#### SUPPLIED INFORMATION ####

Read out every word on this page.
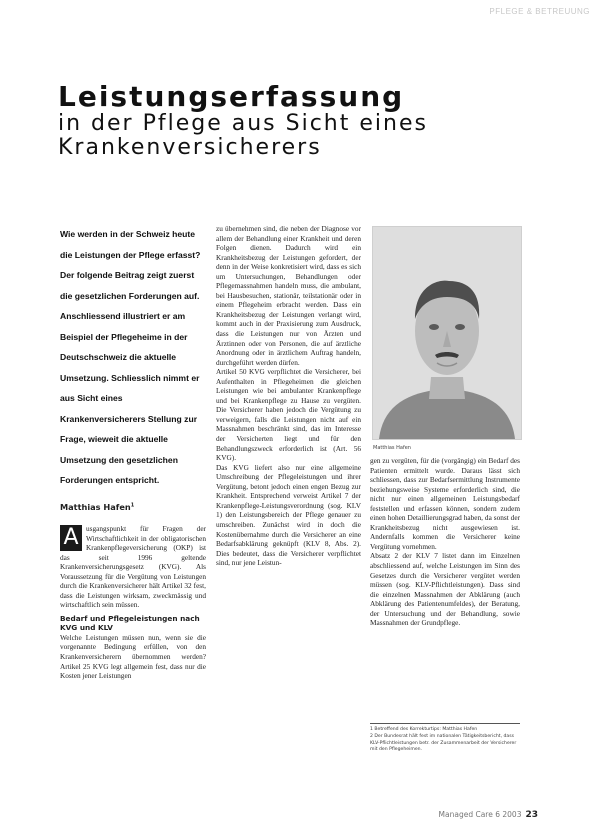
PFLEGE & BETREUUNG
Leistungserfassung
in der Pflege aus Sicht eines
Krankenversicherers
Wie werden in der Schweiz heute die Leistungen der Pflege erfasst? Der folgende Beitrag zeigt zuerst die gesetzlichen Forderungen auf. Anschliessend illustriert er am Beispiel der Pflegeheime in der Deutschschweiz die aktuelle Umsetzung. Schliesslich nimmt er aus Sicht eines Krankenversicherers Stellung zur Frage, wieweit die aktuelle Umsetzung den gesetzlichen Forderungen entspricht.
Matthias Hafen$^1$

A	usgangspunkt für Fragen der Wirtschaftlichkeit in der obligatorischen Krankenpflegeversicherung (OKP) ist das seit 1996 geltende Krankenversicherungsgesetz (KVG). Als Voraussetzung für die Vergütung von Leistungen durch die Krankenversicherer hält Artikel 32 fest, dass die Leistungen wirksam, zweckmässig und wirtschaftlich sein müssen.

Bedarf und Pflegeleistungen nach KVG und KLV

Welche Leistungen müssen nun, wenn sie die vorgenannte Bedingung erfüllen, von den Krankenversicherern übernommen werden? Artikel 25 KVG legt allgemein fest, dass nur die Kosten jener Leistungen

zu übernehmen sind, die neben der Diagnose vor allem der Behandlung einer Krankheit und deren Folgen dienen. Dadurch wird ein Krankheitsbezug der Leistungen gefordert, der denn in der Weise konkretisiert wird, dass es sich um Untersuchungen, Behandlungen oder Pflegemassnahmen handeln muss, die ambulant, bei Hausbesuchen, stationär, teilstationär oder in einem Pflegeheim erbracht werden. Dass ein Krankheitsbezug der Leistungen verlangt wird, kommt auch in der Praxisierung zum Ausdruck, dass die Leistungen nur von Ärzten und Ärztinnen oder von Personen, die auf ärztliche Anordnung oder in ärztlichem Auftrag handeln, durchgeführt werden dürfen.

Artikel 50 KVG verpflichtet die Versicherer, bei Aufenthalten in Pflegeheimen die gleichen Leistungen wie bei ambulanter Krankenpflege und bei Krankenpflege zu Hause zu vergüten. Die Versicherer haben jedoch die Vergütung zu verweigern, falls die Leistungen nicht auf ein Massnahmen beschränkt sind, das im Interesse der Versicherten liegt und für den Behandlungszweck erforderlich ist (Art. 56 KVG).

Das KVG liefert also nur eine allgemeine Umschreibung der Pflegeleistungen und ihrer Vergütung, betont jedoch einen engen Bezug zur Krankheit. Entsprechend verweist Artikel 7 der Krankenpflege-Leistungsverordnung (sog. KLV 1) den Leistungsbereich der Pflege genauer zu umschreiben. Zunächst wird in doch die Kostenübernahme durch die Versicherer an eine Bedarfsabklärung geknüpft (KLV 8, Abs. 2). Dies bedeutet, dass die Versicherer verpflichtet sind, nur jene Leistun-

Matthias Hafen

gen zu vergüten, für die (vorgängig) ein Bedarf des Patienten ermittelt wurde. Daraus lässt sich schliessen, dass zur Bedarfsermittlung Instrumente beziehungsweise Systeme erforderlich sind, die nicht nur einen allgemeinen Leistungsbedarf feststellen und erfassen können, sondern zudem einen hohen Detaillierungsgrad haben, da sonst der Krankheitsbezug nicht ausgewiesen ist. Andernfalls kommen die Versicherer keine Vergütung vornehmen.

Absatz 2 der KLV 7 listet dann im Einzelnen abschliessend auf, welche Leistungen im Sinn des Gesetzes durch die Versicherer vergütet werden müssen (sog. KLV-Pflichtleistungen). Dass sind die einzelnen Massnahmen der Abklärung (auch Abklärung des Patientenumfeldes), der Beratung, der Untersuchung und der Behandlung, sowie Massnahmen der Grundpflege.

1 Betreffend des Korrekturtips: Matthias Hafen
2 Der Bundesrat hält fest im nationalen Tätigkeitsbericht, dass KLV-Pflichtleistungen betr. der Zusammenarbeit der Versicherer mit den Pflegeheimen.
Managed Care 6 2003 23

####

- _SHORT PROBLEM_
Without the pictures, retype the whole of the material above exactly.

- _WORKED ANSWER_
Read out every word on this page.
PFLEGE & BETREUUNG
Leistungserfassung
in der Pflege aus Sicht eines
Krankenversicherers
Wie werden in der Schweiz heute die Leistungen der Pflege erfasst? Der folgende Beitrag zeigt zuerst die gesetzlichen Forderungen auf. Anschliessend illustriert er am Beispiel der Pflegeheime in der Deutschschweiz die aktuelle Umsetzung. Schliesslich nimmt er aus Sicht eines Krankenversicherers Stellung zur Frage, wieweit die aktuelle Umsetzung den gesetzlichen Forderungen entspricht.
Matthias Hafen$^1$

A	usgangspunkt für Fragen der Wirtschaftlichkeit in der obligatorischen Krankenpflegeversicherung (OKP) ist das seit 1996 geltende Krankenversicherungsgesetz (KVG). Als Voraussetzung für die Vergütung von Leistungen durch die Krankenversicherer hält Artikel 32 fest, dass die Leistungen wirksam, zweckmässig und wirtschaftlich sein müssen.

Bedarf und Pflegeleistungen nach KVG und KLV

Welche Leistungen müssen nun, wenn sie die vorgenannte Bedingung erfüllen, von den Krankenversicherern übernommen werden? Artikel 25 KVG legt allgemein fest, dass nur die Kosten jener Leistungen

zu übernehmen sind, die neben der Diagnose vor allem der Behandlung einer Krankheit und deren Folgen dienen. Dadurch wird ein Krankheitsbezug der Leistungen gefordert, der denn in der Weise konkretisiert wird, dass es sich um Untersuchungen, Behandlungen oder Pflegemassnahmen handeln muss, die ambulant, bei Hausbesuchen, stationär, teilstationär oder in einem Pflegeheim erbracht werden. Dass ein Krankheitsbezug der Leistungen verlangt wird, kommt auch in der Praxisierung zum Ausdruck, dass die Leistungen nur von Ärzten und Ärztinnen oder von Personen, die auf ärztliche Anordnung oder in ärztlichem Auftrag handeln, durchgeführt werden dürfen.

Artikel 50 KVG verpflichtet die Versicherer, bei Aufenthalten in Pflegeheimen die gleichen Leistungen wie bei ambulanter Krankenpflege und bei Krankenpflege zu Hause zu vergüten. Die Versicherer haben jedoch die Vergütung zu verweigern, falls die Leistungen nicht auf ein Massnahmen beschränkt sind, das im Interesse der Versicherten liegt und für den Behandlungszweck erforderlich ist (Art. 56 KVG).

Das KVG liefert also nur eine allgemeine Umschreibung der Pflegeleistungen und ihrer Vergütung, betont jedoch einen engen Bezug zur Krankheit. Entsprechend verweist Artikel 7 der Krankenpflege-Leistungsverordnung (sog. KLV 1) den Leistungsbereich der Pflege genauer zu umschreiben. Zunächst wird in doch die Kostenübernahme durch die Versicherer an eine Bedarfsabklärung geknüpft (KLV 8, Abs. 2). Dies bedeutet, dass die Versicherer verpflichtet sind, nur jene Leistun-

Matthias Hafen

gen zu vergüten, für die (vorgängig) ein Bedarf des Patienten ermittelt wurde. Daraus lässt sich schliessen, dass zur Bedarfsermittlung Instrumente beziehungsweise Systeme erforderlich sind, die nicht nur einen allgemeinen Leistungsbedarf feststellen und erfassen können, sondern zudem einen hohen Detaillierungsgrad haben, da sonst der Krankheitsbezug nicht ausgewiesen ist. Andernfalls kommen die Versicherer keine Vergütung vornehmen.

Absatz 2 der KLV 7 listet dann im Einzelnen abschliessend auf, welche Leistungen im Sinn des Gesetzes durch die Versicherer vergütet werden müssen (sog. KLV-Pflichtleistungen). Dass sind die einzelnen Massnahmen der Abklärung (auch Abklärung des Patientenumfeldes), der Beratung, der Untersuchung und der Behandlung, sowie Massnahmen der Grundpflege.

1 Betreffend des Korrekturtips: Matthias Hafen
2 Der Bundesrat hält fest im nationalen Tätigkeitsbericht, dass KLV-Pflichtleistungen betr. der Zusammenarbeit der Versicherer mit den Pflegeheimen.
Managed Care 6 2003 23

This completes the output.